Problem: Extract, from the records beneath this instruction, each line that contains the word "list".

Dataset items

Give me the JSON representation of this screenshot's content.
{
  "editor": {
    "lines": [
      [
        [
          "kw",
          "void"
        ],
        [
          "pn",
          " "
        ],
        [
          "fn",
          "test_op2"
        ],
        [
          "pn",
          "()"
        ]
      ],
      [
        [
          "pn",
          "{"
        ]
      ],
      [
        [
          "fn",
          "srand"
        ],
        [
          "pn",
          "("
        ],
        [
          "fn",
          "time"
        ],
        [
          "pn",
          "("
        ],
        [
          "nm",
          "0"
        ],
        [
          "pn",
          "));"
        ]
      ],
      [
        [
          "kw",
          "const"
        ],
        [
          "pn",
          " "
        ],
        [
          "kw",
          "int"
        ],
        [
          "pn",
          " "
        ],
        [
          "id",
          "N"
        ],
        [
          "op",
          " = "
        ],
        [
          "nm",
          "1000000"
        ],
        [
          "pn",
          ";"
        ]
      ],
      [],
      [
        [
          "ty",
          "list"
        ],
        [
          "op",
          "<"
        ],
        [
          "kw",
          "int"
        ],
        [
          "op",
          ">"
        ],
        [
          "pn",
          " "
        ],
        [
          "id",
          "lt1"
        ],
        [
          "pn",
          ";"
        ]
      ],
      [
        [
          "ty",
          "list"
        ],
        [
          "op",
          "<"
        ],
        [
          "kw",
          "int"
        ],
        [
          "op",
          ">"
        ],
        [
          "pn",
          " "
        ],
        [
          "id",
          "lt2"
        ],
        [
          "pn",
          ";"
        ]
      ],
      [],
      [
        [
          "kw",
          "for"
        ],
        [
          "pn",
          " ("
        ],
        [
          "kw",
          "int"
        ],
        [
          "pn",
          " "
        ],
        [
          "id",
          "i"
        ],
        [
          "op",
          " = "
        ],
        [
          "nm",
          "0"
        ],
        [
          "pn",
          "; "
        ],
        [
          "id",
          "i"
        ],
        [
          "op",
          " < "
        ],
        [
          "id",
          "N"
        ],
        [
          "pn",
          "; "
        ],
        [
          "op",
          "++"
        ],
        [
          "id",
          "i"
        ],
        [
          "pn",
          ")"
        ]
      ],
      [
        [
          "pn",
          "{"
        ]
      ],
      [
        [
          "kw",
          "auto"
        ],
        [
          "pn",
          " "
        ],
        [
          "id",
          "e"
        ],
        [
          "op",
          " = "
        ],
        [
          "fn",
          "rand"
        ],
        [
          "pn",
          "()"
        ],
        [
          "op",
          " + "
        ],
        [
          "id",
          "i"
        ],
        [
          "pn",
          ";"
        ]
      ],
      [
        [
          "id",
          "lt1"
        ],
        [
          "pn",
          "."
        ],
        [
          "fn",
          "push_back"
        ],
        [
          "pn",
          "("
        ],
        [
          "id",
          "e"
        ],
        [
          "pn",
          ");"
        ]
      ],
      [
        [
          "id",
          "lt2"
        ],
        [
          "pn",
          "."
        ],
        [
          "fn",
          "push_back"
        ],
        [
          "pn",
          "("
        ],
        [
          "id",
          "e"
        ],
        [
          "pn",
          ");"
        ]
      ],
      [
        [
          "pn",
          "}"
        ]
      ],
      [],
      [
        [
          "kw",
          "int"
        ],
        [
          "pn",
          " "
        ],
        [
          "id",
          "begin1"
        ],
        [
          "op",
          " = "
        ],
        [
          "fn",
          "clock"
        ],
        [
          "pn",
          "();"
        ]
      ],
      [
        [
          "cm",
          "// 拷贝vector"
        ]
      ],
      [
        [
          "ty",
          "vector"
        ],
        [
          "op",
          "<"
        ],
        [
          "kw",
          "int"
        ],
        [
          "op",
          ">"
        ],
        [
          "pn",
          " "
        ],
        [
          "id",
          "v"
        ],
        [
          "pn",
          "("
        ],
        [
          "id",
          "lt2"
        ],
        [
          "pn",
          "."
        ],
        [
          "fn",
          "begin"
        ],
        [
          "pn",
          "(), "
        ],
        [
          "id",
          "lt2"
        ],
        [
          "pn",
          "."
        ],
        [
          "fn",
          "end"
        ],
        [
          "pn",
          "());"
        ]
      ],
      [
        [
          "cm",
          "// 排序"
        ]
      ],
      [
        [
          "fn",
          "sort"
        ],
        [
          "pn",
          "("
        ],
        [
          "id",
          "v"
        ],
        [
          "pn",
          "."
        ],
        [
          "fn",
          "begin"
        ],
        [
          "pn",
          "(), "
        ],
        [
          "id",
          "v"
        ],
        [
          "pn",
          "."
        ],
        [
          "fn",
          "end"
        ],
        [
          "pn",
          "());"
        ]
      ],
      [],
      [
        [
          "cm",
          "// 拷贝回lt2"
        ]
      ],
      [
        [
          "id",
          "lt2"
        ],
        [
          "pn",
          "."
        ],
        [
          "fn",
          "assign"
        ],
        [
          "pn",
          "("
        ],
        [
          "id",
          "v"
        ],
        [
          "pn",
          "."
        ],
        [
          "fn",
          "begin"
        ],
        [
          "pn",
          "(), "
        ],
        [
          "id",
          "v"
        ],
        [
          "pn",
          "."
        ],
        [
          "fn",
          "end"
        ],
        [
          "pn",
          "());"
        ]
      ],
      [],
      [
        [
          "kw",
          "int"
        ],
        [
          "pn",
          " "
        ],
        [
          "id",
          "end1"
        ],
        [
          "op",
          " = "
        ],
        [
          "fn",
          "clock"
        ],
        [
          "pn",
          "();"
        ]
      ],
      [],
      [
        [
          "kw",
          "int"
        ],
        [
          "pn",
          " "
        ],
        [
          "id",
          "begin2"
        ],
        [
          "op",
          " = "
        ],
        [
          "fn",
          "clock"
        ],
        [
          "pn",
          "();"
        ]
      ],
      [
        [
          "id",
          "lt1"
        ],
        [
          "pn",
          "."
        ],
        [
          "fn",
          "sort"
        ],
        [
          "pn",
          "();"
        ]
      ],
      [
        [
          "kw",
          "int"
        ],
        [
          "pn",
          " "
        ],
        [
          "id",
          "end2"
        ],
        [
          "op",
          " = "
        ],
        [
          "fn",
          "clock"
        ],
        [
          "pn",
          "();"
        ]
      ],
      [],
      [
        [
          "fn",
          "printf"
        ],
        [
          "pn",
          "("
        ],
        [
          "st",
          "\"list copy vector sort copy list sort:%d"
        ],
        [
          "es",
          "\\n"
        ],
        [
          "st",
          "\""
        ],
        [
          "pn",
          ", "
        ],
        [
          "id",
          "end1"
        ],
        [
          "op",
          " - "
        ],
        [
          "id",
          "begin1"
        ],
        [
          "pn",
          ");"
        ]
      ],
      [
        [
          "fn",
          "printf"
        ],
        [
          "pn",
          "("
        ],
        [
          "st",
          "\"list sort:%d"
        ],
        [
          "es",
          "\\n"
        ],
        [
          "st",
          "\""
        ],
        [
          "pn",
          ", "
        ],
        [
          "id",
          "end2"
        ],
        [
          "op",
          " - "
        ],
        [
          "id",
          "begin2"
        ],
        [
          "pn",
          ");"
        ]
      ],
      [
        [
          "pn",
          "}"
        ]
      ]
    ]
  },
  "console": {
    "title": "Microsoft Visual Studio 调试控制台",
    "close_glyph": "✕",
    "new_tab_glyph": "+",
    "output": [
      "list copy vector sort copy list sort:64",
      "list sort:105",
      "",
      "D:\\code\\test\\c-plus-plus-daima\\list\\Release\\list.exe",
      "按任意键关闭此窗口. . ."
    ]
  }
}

Output for this task:
          "list"
          "list"
          "\"list copy vector sort copy list sort:%d"
          "\"list sort:%d"
      "list copy vector sort copy list sort:64",
      "list sort:105",
      "D:\\code\\test\\c-plus-plus-daima\\list\\Release\\list.exe",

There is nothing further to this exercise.